Start

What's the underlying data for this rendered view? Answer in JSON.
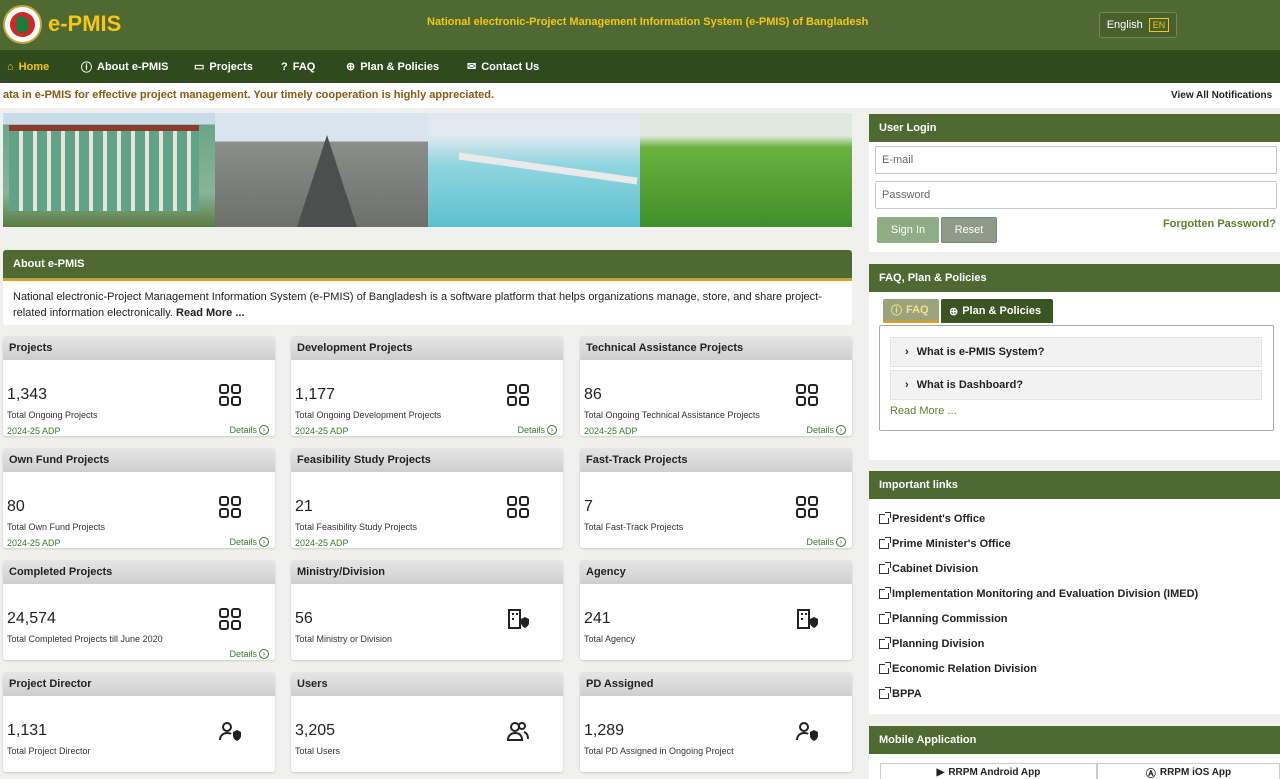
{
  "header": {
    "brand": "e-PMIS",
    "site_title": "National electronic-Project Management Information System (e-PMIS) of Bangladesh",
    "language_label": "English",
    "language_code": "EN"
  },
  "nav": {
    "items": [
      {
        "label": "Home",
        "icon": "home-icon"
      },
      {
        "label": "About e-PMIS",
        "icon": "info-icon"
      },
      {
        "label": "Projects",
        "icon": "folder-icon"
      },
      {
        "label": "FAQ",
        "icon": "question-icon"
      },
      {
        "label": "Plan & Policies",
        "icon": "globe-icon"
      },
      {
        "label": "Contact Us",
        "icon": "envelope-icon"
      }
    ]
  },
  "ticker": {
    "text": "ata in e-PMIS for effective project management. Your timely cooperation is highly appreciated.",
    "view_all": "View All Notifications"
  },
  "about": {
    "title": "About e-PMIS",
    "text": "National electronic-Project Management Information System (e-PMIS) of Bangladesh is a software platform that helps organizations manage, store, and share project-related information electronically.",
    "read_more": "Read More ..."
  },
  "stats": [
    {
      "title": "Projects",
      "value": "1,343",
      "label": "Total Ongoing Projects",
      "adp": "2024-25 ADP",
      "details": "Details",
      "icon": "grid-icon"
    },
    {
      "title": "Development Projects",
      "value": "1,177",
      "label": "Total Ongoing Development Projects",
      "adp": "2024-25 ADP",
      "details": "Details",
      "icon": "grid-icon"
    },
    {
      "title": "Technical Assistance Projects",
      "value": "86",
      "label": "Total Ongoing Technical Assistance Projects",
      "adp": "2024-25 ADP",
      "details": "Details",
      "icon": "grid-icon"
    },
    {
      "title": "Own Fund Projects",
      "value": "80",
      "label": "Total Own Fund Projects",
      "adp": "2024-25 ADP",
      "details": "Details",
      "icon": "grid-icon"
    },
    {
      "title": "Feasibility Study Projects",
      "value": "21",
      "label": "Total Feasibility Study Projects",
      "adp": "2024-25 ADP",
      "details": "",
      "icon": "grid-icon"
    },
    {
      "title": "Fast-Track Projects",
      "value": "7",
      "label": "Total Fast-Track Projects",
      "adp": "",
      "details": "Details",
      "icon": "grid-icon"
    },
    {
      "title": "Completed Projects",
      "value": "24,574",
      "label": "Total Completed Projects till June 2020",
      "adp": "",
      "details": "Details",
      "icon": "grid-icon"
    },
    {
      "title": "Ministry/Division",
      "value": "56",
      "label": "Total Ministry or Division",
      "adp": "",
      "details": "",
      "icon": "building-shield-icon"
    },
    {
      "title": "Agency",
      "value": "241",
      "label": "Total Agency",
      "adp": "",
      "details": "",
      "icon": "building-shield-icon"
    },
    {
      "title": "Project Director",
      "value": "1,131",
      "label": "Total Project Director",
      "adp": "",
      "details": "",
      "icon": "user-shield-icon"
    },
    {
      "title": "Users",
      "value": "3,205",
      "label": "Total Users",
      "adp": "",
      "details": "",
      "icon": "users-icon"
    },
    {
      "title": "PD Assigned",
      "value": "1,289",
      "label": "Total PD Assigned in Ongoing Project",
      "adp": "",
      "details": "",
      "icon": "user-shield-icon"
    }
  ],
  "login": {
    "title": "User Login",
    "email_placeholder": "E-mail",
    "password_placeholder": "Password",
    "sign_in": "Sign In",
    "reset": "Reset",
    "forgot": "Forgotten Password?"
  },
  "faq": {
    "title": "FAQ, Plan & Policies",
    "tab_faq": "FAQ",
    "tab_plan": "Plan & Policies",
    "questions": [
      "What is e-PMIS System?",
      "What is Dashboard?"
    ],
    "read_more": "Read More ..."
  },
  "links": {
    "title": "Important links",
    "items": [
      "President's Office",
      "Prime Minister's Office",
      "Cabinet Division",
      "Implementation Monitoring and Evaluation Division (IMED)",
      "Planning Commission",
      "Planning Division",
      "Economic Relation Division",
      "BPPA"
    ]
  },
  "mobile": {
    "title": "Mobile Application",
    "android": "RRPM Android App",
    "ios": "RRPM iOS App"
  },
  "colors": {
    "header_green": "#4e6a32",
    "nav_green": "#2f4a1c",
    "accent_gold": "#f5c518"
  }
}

End
Start

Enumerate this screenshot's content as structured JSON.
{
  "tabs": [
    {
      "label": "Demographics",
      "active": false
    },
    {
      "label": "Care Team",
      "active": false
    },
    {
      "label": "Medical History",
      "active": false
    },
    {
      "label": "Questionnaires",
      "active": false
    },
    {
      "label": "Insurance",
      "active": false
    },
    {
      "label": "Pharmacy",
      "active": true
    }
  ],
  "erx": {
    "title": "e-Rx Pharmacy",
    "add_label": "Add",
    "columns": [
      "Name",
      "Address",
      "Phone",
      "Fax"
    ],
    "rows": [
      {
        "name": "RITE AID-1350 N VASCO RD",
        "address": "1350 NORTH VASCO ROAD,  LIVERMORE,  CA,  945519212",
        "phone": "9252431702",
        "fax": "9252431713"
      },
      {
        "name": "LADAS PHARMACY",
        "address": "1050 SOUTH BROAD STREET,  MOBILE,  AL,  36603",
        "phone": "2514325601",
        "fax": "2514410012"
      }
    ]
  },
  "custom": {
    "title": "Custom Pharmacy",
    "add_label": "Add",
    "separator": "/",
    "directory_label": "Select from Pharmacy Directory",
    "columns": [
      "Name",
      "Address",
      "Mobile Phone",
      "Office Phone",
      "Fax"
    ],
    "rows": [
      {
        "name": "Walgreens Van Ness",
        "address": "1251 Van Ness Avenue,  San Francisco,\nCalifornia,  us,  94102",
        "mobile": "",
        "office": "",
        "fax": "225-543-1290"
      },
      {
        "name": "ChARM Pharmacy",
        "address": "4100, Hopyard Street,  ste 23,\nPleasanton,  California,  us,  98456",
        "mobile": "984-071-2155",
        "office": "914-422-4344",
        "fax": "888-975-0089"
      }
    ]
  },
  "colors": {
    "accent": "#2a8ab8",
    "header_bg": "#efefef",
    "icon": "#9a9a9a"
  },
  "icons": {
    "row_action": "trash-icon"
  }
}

End

What you should do
Gather all lines of the records that include the word "electronic".

Exercise solution
    "site_title": "National electronic-Project Management Information System (e-PMIS) of Bangladesh",
    "text": "National electronic-Project Management Information System (e-PMIS) of Bangladesh is a software platform that helps organizations manage, store, and share project-related information electronically.",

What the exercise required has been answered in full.